*Goal of the exercise*. Set down the lines of the data below from the line holding "help-icon[interactable]: ? (219, 119, 234, 134)" through the line holding "scroll-up-arrow-icon[interactable] (454, 452, 462, 457)", both included, reproducing each one exactly as it appears in the data. Give only those lines.

Stored data entries
□ □ □ □ □ □ □

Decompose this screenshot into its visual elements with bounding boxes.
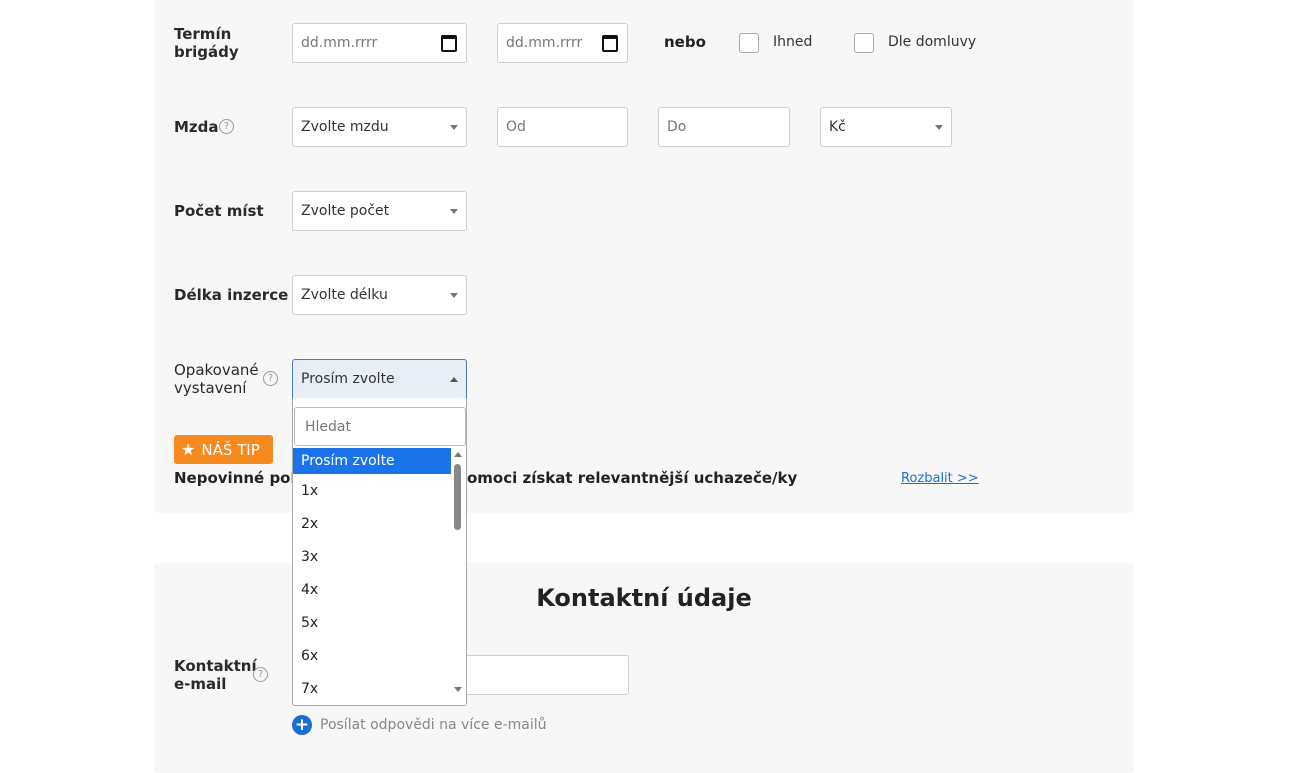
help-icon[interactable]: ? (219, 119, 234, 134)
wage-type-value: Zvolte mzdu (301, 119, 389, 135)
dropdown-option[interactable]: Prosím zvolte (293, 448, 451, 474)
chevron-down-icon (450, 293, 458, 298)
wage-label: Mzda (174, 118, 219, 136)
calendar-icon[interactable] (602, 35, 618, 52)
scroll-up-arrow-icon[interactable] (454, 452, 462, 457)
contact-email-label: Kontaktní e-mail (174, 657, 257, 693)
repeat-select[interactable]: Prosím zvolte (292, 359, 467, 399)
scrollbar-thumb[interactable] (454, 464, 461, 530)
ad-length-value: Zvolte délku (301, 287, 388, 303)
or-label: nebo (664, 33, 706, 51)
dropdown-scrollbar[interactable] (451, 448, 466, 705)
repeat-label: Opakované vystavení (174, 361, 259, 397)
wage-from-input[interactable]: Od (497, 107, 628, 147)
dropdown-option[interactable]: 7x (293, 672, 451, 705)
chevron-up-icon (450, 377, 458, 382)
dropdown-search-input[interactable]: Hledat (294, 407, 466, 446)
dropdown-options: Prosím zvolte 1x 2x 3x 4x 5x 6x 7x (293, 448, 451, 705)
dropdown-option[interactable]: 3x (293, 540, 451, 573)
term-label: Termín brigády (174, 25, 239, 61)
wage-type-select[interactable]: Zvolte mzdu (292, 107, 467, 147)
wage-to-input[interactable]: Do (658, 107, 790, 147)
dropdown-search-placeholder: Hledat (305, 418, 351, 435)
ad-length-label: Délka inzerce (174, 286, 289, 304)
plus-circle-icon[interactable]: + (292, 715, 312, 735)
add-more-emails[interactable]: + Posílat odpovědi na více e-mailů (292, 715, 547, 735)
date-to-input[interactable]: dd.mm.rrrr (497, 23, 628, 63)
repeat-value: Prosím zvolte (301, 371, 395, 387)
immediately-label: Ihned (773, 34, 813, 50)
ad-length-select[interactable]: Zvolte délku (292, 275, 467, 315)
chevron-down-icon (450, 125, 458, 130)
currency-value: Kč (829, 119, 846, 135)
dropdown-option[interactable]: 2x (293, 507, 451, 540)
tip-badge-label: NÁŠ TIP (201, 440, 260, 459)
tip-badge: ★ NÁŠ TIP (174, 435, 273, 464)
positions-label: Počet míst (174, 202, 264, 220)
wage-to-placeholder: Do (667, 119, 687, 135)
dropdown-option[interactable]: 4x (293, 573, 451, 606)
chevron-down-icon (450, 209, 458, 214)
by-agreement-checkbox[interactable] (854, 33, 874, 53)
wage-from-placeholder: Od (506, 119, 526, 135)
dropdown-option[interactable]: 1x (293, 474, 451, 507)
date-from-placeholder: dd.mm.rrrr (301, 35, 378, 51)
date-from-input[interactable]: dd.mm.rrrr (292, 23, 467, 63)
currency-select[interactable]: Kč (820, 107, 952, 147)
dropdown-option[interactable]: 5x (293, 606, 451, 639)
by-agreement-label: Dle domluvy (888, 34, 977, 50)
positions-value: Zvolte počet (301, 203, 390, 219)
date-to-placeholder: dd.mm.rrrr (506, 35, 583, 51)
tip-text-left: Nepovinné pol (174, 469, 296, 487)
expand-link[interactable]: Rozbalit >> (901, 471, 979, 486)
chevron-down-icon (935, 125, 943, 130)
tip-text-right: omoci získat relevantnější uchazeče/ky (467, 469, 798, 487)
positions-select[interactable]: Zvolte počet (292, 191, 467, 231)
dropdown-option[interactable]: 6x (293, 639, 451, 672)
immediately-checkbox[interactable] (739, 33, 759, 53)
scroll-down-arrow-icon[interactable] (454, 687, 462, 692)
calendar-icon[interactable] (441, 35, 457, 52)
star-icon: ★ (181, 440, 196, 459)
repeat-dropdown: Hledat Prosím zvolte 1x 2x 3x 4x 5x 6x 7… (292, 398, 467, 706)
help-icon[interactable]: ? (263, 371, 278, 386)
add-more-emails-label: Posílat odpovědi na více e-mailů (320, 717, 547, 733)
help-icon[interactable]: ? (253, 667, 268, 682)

□ □ □ □ □ □ □

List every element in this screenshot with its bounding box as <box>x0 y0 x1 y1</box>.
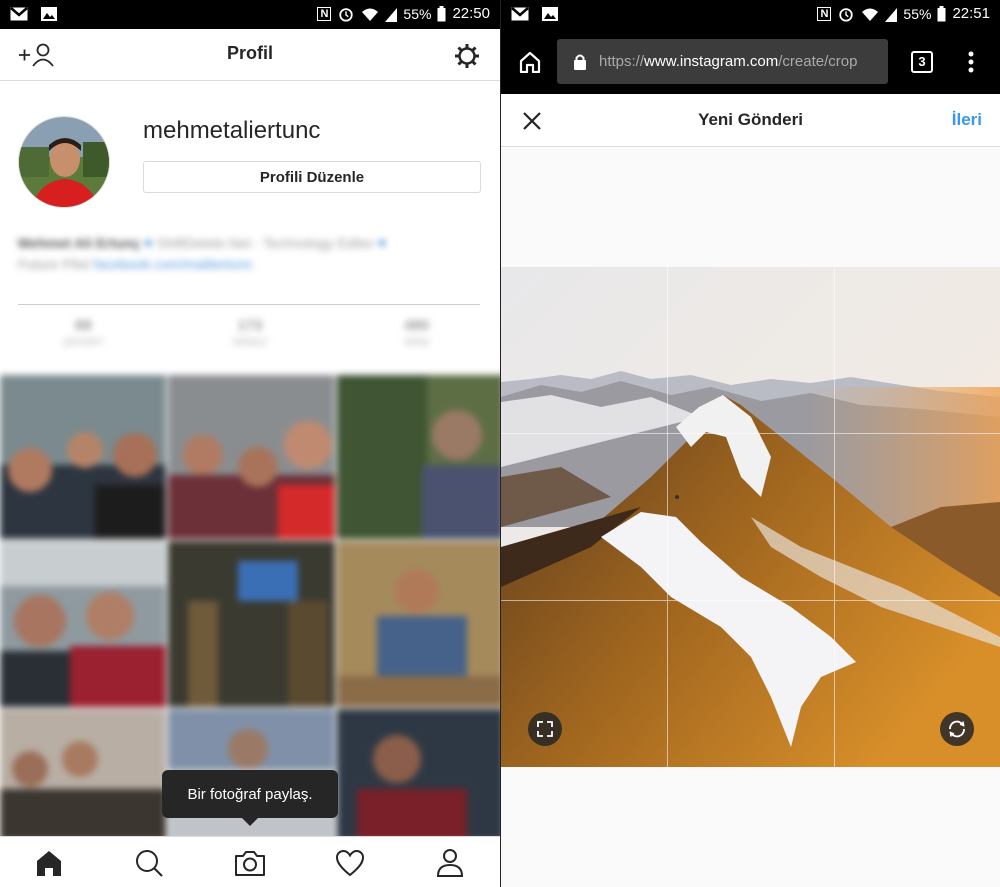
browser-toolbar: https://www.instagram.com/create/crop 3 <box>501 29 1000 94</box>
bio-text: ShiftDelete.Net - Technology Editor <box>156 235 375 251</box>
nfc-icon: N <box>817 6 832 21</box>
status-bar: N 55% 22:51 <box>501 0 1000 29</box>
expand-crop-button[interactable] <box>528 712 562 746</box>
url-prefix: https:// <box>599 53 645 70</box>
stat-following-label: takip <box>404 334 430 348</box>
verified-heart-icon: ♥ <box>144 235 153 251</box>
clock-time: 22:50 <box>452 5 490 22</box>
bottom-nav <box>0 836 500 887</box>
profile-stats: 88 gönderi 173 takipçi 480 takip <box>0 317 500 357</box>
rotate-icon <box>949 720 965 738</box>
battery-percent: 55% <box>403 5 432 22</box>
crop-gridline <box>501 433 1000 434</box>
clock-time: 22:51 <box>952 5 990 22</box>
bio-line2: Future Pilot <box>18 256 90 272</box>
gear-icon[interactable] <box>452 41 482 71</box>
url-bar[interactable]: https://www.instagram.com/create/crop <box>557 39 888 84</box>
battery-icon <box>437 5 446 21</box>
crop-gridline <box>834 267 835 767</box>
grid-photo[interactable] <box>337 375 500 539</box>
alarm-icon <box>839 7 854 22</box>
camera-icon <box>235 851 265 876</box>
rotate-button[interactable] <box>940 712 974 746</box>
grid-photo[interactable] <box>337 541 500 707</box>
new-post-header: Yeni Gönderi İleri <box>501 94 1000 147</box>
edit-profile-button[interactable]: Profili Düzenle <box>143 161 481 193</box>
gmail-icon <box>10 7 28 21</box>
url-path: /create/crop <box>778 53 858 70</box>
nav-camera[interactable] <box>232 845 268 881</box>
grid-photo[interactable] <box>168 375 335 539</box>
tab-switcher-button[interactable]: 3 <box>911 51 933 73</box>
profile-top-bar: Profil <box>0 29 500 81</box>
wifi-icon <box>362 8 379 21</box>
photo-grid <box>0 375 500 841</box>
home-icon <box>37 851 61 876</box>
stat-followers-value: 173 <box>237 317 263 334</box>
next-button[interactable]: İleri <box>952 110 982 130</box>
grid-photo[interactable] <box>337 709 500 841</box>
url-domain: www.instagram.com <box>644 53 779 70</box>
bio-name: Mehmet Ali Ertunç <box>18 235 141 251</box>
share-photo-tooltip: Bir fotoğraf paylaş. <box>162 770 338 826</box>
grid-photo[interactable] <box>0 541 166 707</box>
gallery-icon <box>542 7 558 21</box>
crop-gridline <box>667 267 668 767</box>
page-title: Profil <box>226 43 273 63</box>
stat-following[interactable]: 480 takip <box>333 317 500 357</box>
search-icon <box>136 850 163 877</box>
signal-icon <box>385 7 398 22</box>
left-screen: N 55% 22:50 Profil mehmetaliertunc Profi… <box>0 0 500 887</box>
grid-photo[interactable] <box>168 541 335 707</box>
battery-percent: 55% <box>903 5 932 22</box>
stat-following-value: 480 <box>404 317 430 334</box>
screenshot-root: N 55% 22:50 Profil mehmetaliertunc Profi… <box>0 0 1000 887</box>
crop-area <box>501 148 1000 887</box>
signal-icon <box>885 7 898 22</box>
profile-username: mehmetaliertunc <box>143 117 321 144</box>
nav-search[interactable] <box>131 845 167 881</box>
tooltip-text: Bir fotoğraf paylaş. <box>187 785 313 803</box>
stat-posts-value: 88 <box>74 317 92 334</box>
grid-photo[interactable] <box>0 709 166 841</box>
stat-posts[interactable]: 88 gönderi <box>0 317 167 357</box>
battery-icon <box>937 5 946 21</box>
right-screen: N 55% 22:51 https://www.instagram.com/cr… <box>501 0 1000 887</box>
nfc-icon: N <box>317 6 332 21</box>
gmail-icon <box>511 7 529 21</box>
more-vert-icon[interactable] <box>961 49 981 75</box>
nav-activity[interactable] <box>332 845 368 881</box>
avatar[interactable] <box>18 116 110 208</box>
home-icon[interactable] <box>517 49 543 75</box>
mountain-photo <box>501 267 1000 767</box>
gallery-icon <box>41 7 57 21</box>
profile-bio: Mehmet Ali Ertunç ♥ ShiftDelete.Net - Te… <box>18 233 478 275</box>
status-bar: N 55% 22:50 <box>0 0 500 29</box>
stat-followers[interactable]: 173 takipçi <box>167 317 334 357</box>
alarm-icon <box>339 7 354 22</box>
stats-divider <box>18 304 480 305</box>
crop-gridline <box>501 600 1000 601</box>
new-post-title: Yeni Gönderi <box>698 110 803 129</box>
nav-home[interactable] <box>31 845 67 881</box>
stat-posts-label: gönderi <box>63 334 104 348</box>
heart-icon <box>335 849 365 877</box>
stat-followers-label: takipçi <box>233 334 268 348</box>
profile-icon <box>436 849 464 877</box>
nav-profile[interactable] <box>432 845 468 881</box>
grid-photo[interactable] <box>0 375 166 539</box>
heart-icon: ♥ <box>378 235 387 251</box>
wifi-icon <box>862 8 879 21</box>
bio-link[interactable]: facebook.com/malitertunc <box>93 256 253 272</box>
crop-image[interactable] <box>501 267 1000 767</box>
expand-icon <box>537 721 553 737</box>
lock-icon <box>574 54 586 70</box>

□ □ □ □ □ □ □

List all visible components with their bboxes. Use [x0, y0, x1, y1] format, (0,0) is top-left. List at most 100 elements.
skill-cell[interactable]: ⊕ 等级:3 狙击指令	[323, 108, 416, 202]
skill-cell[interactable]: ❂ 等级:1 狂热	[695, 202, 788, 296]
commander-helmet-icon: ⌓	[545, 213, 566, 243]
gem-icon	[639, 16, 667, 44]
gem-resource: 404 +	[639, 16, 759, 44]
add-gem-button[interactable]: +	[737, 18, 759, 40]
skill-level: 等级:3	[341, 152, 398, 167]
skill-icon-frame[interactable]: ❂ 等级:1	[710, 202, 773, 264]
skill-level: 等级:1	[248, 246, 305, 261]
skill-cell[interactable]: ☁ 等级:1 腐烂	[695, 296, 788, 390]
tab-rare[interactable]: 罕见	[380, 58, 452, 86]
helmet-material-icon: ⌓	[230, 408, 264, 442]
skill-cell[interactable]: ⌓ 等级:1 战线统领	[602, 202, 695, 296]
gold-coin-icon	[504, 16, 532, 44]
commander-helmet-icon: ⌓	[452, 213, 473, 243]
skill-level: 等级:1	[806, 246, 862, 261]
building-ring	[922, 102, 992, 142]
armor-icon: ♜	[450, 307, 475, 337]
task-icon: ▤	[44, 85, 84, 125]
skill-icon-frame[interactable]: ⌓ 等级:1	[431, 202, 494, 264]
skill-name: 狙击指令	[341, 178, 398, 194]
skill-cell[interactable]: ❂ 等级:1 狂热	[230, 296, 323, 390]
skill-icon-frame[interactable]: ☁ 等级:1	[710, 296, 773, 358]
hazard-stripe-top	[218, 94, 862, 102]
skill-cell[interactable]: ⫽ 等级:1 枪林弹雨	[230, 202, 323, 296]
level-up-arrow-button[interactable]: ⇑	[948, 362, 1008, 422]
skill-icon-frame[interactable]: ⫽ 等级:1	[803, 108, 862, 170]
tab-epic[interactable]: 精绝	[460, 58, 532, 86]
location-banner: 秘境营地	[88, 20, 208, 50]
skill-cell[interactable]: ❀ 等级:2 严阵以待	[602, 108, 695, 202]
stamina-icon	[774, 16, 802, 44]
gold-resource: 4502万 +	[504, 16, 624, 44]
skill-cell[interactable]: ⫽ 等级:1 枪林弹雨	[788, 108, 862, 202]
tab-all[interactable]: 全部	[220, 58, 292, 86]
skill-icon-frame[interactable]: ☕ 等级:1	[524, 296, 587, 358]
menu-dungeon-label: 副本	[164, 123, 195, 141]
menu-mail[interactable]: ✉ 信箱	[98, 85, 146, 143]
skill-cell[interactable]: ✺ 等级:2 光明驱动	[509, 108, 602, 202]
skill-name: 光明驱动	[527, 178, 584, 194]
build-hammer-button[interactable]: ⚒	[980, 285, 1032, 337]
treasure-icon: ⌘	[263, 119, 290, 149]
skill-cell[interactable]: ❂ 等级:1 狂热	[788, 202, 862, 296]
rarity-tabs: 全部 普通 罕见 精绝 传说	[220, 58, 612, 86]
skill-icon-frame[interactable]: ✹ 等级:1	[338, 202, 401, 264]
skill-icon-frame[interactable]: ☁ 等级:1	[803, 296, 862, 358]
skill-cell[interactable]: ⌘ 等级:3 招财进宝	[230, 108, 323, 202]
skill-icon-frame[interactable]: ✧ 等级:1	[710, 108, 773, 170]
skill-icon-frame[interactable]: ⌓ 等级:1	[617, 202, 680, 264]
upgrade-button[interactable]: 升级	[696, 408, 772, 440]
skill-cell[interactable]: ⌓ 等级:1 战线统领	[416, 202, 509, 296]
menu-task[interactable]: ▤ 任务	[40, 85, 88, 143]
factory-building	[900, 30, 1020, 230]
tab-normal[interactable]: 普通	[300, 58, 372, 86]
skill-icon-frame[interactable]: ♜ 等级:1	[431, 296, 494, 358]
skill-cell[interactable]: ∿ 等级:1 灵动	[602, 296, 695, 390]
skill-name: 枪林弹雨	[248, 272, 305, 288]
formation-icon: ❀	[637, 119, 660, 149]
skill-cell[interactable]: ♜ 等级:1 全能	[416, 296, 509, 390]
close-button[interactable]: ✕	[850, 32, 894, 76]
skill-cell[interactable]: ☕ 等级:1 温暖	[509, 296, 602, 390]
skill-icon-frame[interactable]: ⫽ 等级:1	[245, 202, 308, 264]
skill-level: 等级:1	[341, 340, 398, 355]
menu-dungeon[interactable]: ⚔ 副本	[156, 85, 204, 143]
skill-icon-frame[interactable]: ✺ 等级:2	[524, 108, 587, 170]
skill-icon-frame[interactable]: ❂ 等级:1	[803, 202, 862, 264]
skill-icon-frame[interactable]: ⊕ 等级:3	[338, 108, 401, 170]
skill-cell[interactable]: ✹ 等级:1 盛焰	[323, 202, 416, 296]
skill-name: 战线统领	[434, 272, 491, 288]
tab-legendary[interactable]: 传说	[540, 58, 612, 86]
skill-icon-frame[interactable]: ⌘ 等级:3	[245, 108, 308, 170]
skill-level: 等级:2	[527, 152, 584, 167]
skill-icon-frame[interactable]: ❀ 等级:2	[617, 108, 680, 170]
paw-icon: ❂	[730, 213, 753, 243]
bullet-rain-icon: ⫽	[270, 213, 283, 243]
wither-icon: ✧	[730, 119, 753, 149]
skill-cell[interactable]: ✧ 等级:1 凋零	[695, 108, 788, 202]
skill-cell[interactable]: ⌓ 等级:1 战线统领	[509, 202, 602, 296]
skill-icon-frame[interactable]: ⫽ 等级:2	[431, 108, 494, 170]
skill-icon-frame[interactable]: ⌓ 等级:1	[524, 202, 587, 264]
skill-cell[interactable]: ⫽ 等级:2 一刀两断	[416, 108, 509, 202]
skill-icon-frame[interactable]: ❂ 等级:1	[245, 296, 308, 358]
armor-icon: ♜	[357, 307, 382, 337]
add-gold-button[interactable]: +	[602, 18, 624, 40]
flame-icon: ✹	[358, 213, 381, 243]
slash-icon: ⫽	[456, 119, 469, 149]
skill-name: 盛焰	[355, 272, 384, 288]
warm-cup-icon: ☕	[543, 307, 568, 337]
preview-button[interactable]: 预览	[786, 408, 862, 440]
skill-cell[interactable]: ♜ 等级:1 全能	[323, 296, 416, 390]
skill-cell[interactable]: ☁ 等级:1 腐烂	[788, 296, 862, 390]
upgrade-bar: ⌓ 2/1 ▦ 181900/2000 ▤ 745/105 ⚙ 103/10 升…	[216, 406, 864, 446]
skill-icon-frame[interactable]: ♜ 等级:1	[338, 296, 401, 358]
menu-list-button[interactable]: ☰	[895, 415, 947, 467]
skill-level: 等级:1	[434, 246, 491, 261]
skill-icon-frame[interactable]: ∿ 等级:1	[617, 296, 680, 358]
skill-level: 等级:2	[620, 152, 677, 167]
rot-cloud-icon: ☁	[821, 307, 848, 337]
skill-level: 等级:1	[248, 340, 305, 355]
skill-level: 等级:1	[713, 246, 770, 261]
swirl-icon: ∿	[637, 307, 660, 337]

□ □ □ □ □ □ □

*Solution to the problem*.
help-icon[interactable]: ? (219, 119, 234, 134)
wage-type-value: Zvolte mzdu (301, 119, 389, 135)
dropdown-option[interactable]: Prosím zvolte (293, 448, 451, 474)
chevron-down-icon (450, 293, 458, 298)
wage-label: Mzda (174, 118, 219, 136)
calendar-icon[interactable] (602, 35, 618, 52)
scroll-up-arrow-icon[interactable] (454, 452, 462, 457)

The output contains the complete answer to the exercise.